--- Задание 1 ---
Проверьте по фрагменту о суде над Марией Стюарт, верны ли утверждения: (a) Мария провела в английской тюрьме 19 лет; (b) судьи приняли довод Марии, что отвечать она должна только перед парламентом; (c) при отказе Марии отвечать суд обещали отложить. На каждое ответьте «да» или «нет» и приведите решающие слова фрагмента дословно.
--- Задание 2 ---
Сообщите, в скольких строках встречается слово «roller», учитывая регистр. В ответе дайте только число.

--- Фрагмент документа ---
╔══

В переговорах с судьями Мария подчеркивала, что она не находилась под покровительством британских законов, а содержалась 19 лет в английской тюрьме. В ответ лорд-канцлер и другие члены комиссии объявили, что они будут исходить из своих полномочий и английского общего права, причем ни нахождение в тюрьме, ни королевские права Марии не освобождают ее от ответственности. Судьи, разумеется, поспешили отвергнуть и заявление Марии, что она должна отвечать только перед парламентом. Узница великолепно была осведомлена о предвзятости судей и пыталась всячески доказать неправомочность трибунала, учрежденного для разбора ее дела. Она снова затронула слабый пункт обвинения, когда указала, что ее собираются судить лишь по недавнему закону, специально принятому, чтобы создать основание для организации процесса против нее. Со своей стороны члены комиссии разъяснили, что королевским правам Марии не повредит, если она докажет необоснованность выдвинутых обвинений. Если же Мария откажется отвечать, суд будет проведен в ее отсутствие. Это был главный козырь судей: они рассчитывали (и не ошиблись в своем расчете), что Мария Стюарт не устоит перед этой угрозой и предпочтет поединок в зале заседаний.

╚══

--- Входные строки ---
╔══

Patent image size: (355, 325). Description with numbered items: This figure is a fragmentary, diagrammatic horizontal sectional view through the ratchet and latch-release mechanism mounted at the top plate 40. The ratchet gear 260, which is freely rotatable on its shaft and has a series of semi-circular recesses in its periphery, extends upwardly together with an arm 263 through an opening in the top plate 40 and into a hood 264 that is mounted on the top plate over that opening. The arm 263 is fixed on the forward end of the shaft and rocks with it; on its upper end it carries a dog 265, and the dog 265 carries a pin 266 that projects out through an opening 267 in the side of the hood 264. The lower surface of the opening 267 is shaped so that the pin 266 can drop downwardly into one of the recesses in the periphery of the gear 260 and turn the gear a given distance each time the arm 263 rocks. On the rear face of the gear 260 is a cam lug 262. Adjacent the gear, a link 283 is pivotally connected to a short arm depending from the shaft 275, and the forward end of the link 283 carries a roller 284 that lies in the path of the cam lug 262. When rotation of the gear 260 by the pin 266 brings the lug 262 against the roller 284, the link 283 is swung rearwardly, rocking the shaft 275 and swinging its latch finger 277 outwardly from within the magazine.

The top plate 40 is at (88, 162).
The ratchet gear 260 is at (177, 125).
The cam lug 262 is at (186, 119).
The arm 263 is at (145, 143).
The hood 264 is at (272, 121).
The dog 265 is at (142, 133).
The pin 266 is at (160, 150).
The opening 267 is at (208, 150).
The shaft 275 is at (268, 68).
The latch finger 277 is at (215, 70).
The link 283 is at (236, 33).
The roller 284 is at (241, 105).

╚══

--- Ответ на задание 1 ---
(a) Да: «содержалась 19 лет в английской тюрьме».
(b) Нет: «Судьи, разумеется, поспешили отвергнуть и заявление Марии, что она должна отвечать только перед парламентом».
(c) Нет: «Если же Мария откажется отвечать, суд будет проведен в ее отсутствие».

--- Ответ на задание 2 ---
2